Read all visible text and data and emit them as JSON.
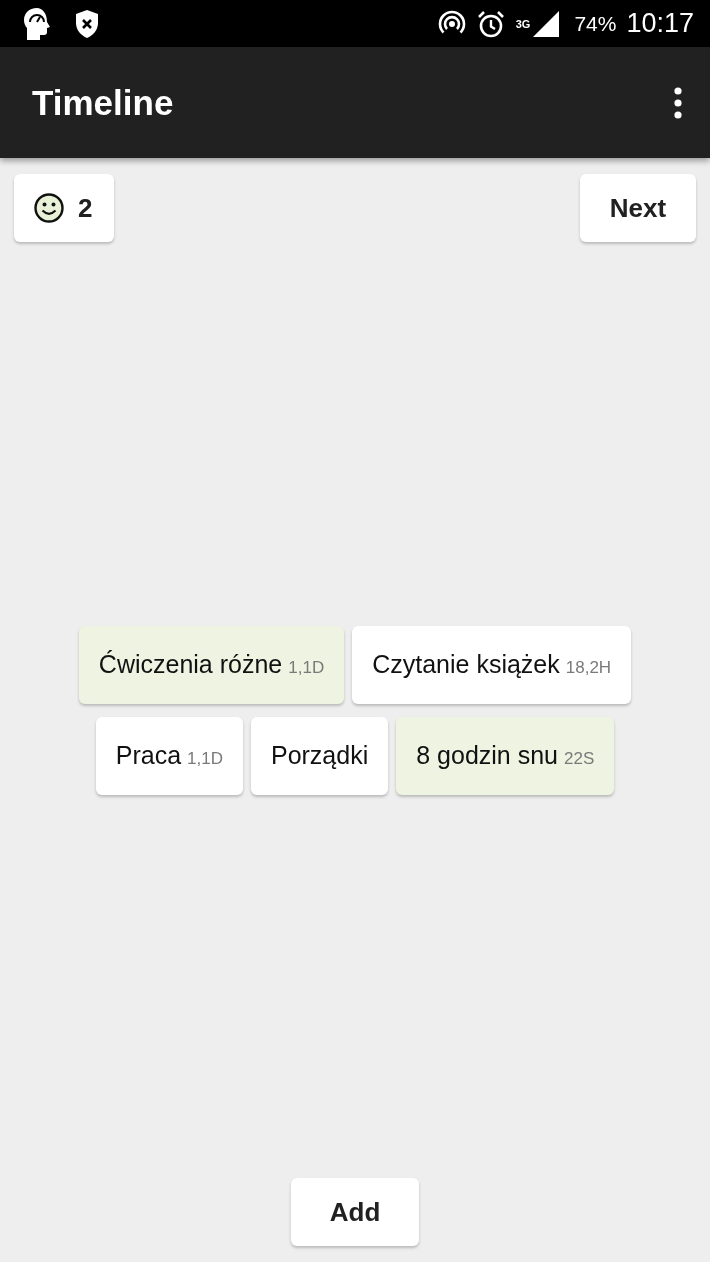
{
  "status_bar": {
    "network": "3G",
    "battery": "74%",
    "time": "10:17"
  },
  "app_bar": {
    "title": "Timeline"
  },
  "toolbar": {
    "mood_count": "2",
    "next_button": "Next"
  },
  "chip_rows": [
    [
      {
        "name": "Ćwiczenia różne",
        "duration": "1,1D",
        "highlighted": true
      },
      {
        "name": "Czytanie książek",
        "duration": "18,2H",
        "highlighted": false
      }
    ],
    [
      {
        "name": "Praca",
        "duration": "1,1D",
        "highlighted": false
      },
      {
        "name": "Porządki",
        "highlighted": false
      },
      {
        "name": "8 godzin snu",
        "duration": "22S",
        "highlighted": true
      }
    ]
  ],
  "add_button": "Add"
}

Task to carry out:
List all lines above in which the string "duration" appears.

Output of the exercise:
        "duration": "1,1D",
        "duration": "18,2H",
        "duration": "1,1D",
        "duration": "22S",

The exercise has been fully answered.